Set down all of the entries precisely as they were written.
◇ ◇ ◇
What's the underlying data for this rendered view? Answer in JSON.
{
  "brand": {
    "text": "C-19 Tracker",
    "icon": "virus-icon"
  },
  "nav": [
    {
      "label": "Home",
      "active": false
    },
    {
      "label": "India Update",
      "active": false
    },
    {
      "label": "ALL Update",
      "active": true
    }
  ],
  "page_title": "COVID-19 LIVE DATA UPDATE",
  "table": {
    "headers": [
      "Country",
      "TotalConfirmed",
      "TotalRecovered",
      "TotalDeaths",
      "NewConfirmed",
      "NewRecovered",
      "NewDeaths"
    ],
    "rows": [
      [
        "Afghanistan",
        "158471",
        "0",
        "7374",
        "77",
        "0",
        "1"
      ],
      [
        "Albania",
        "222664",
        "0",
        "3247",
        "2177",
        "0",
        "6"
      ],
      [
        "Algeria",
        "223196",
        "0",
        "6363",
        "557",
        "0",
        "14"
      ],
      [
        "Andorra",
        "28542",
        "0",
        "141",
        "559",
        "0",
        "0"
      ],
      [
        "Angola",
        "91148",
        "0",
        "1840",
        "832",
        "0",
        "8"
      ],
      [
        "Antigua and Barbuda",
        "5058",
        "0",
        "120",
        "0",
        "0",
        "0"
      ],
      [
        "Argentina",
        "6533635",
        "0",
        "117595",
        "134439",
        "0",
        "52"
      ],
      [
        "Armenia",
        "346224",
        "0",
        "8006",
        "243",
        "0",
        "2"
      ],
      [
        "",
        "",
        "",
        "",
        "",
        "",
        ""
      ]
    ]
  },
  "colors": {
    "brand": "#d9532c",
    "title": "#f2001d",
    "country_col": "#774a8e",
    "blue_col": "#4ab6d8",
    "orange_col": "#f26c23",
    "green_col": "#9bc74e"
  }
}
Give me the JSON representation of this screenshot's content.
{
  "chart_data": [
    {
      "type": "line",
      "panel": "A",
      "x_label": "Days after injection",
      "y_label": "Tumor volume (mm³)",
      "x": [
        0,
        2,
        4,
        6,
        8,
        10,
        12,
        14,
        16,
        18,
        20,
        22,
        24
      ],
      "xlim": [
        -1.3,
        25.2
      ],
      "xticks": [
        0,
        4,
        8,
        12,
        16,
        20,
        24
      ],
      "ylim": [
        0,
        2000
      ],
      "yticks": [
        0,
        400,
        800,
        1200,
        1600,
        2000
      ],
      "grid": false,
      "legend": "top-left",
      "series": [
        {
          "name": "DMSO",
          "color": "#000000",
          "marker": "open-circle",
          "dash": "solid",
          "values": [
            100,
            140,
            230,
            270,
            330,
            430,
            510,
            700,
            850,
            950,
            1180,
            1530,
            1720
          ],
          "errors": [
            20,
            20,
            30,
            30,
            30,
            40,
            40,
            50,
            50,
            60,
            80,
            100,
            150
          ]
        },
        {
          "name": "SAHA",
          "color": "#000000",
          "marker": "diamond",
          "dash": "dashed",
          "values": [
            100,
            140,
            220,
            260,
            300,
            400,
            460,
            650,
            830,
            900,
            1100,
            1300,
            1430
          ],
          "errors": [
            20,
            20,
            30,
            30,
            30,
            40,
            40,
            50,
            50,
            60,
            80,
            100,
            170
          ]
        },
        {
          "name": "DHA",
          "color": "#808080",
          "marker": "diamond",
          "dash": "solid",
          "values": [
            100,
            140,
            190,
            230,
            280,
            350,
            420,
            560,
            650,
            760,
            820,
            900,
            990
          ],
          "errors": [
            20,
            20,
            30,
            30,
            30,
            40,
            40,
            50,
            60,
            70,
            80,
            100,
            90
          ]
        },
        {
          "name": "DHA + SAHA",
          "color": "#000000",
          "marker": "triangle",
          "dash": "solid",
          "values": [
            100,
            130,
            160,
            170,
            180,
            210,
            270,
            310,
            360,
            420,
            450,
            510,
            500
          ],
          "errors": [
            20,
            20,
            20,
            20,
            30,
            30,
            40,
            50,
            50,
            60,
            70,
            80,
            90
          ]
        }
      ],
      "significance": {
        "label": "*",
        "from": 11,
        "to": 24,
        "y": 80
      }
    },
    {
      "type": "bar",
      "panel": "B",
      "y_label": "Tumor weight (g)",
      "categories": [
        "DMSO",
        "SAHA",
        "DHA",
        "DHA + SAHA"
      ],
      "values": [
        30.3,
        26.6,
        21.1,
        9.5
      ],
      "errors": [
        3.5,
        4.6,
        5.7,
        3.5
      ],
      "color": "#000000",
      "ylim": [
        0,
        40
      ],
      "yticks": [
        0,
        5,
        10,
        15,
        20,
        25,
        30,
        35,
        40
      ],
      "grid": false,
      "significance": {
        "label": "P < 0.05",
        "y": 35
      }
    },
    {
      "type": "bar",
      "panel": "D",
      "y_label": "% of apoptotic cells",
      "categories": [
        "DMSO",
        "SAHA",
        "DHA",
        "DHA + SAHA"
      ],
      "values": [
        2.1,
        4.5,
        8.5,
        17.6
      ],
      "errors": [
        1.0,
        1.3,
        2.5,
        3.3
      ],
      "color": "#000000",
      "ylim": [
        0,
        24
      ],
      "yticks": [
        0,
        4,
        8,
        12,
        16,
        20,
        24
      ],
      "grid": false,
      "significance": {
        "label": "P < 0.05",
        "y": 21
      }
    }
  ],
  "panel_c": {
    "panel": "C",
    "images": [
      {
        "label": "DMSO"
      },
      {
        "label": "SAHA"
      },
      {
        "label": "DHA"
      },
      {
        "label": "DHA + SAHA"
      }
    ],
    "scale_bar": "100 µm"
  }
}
◇ ◇ ◇
__RESULT OF THIS TASK__.
What's the underlying data for this rendered view? Answer in JSON.
{
  "brand": {
    "text": "C-19 Tracker",
    "icon": "virus-icon"
  },
  "nav": [
    {
      "label": "Home",
      "active": false
    },
    {
      "label": "India Update",
      "active": false
    },
    {
      "label": "ALL Update",
      "active": true
    }
  ],
  "page_title": "COVID-19 LIVE DATA UPDATE",
  "table": {
    "headers": [
      "Country",
      "TotalConfirmed",
      "TotalRecovered",
      "TotalDeaths",
      "NewConfirmed",
      "NewRecovered",
      "NewDeaths"
    ],
    "rows": [
      [
        "Afghanistan",
        "158471",
        "0",
        "7374",
        "77",
        "0",
        "1"
      ],
      [
        "Albania",
        "222664",
        "0",
        "3247",
        "2177",
        "0",
        "6"
      ],
      [
        "Algeria",
        "223196",
        "0",
        "6363",
        "557",
        "0",
        "14"
      ],
      [
        "Andorra",
        "28542",
        "0",
        "141",
        "559",
        "0",
        "0"
      ],
      [
        "Angola",
        "91148",
        "0",
        "1840",
        "832",
        "0",
        "8"
      ],
      [
        "Antigua and Barbuda",
        "5058",
        "0",
        "120",
        "0",
        "0",
        "0"
      ],
      [
        "Argentina",
        "6533635",
        "0",
        "117595",
        "134439",
        "0",
        "52"
      ],
      [
        "Armenia",
        "346224",
        "0",
        "8006",
        "243",
        "0",
        "2"
      ],
      [
        "",
        "",
        "",
        "",
        "",
        "",
        ""
      ]
    ]
  },
  "colors": {
    "brand": "#d9532c",
    "title": "#f2001d",
    "country_col": "#774a8e",
    "blue_col": "#4ab6d8",
    "orange_col": "#f26c23",
    "green_col": "#9bc74e"
  }
}
Give me the JSON representation of this screenshot's content.
{
  "chart_data": [
    {
      "type": "line",
      "panel": "A",
      "x_label": "Days after injection",
      "y_label": "Tumor volume (mm³)",
      "x": [
        0,
        2,
        4,
        6,
        8,
        10,
        12,
        14,
        16,
        18,
        20,
        22,
        24
      ],
      "xlim": [
        -1.3,
        25.2
      ],
      "xticks": [
        0,
        4,
        8,
        12,
        16,
        20,
        24
      ],
      "ylim": [
        0,
        2000
      ],
      "yticks": [
        0,
        400,
        800,
        1200,
        1600,
        2000
      ],
      "grid": false,
      "legend": "top-left",
      "series": [
        {
          "name": "DMSO",
          "color": "#000000",
          "marker": "open-circle",
          "dash": "solid",
          "values": [
            100,
            140,
            230,
            270,
            330,
            430,
            510,
            700,
            850,
            950,
            1180,
            1530,
            1720
          ],
          "errors": [
            20,
            20,
            30,
            30,
            30,
            40,
            40,
            50,
            50,
            60,
            80,
            100,
            150
          ]
        },
        {
          "name": "SAHA",
          "color": "#000000",
          "marker": "diamond",
          "dash": "dashed",
          "values": [
            100,
            140,
            220,
            260,
            300,
            400,
            460,
            650,
            830,
            900,
            1100,
            1300,
            1430
          ],
          "errors": [
            20,
            20,
            30,
            30,
            30,
            40,
            40,
            50,
            50,
            60,
            80,
            100,
            170
          ]
        },
        {
          "name": "DHA",
          "color": "#808080",
          "marker": "diamond",
          "dash": "solid",
          "values": [
            100,
            140,
            190,
            230,
            280,
            350,
            420,
            560,
            650,
            760,
            820,
            900,
            990
          ],
          "errors": [
            20,
            20,
            30,
            30,
            30,
            40,
            40,
            50,
            60,
            70,
            80,
            100,
            90
          ]
        },
        {
          "name": "DHA + SAHA",
          "color": "#000000",
          "marker": "triangle",
          "dash": "solid",
          "values": [
            100,
            130,
            160,
            170,
            180,
            210,
            270,
            310,
            360,
            420,
            450,
            510,
            500
          ],
          "errors": [
            20,
            20,
            20,
            20,
            30,
            30,
            40,
            50,
            50,
            60,
            70,
            80,
            90
          ]
        }
      ],
      "significance": {
        "label": "*",
        "from": 11,
        "to": 24,
        "y": 80
      }
    },
    {
      "type": "bar",
      "panel": "B",
      "y_label": "Tumor weight (g)",
      "categories": [
        "DMSO",
        "SAHA",
        "DHA",
        "DHA + SAHA"
      ],
      "values": [
        30.3,
        26.6,
        21.1,
        9.5
      ],
      "errors": [
        3.5,
        4.6,
        5.7,
        3.5
      ],
      "color": "#000000",
      "ylim": [
        0,
        40
      ],
      "yticks": [
        0,
        5,
        10,
        15,
        20,
        25,
        30,
        35,
        40
      ],
      "grid": false,
      "significance": {
        "label": "P < 0.05",
        "y": 35
      }
    },
    {
      "type": "bar",
      "panel": "D",
      "y_label": "% of apoptotic cells",
      "categories": [
        "DMSO",
        "SAHA",
        "DHA",
        "DHA + SAHA"
      ],
      "values": [
        2.1,
        4.5,
        8.5,
        17.6
      ],
      "errors": [
        1.0,
        1.3,
        2.5,
        3.3
      ],
      "color": "#000000",
      "ylim": [
        0,
        24
      ],
      "yticks": [
        0,
        4,
        8,
        12,
        16,
        20,
        24
      ],
      "grid": false,
      "significance": {
        "label": "P < 0.05",
        "y": 21
      }
    }
  ],
  "panel_c": {
    "panel": "C",
    "images": [
      {
        "label": "DMSO"
      },
      {
        "label": "SAHA"
      },
      {
        "label": "DHA"
      },
      {
        "label": "DHA + SAHA"
      }
    ],
    "scale_bar": "100 µm"
  }
}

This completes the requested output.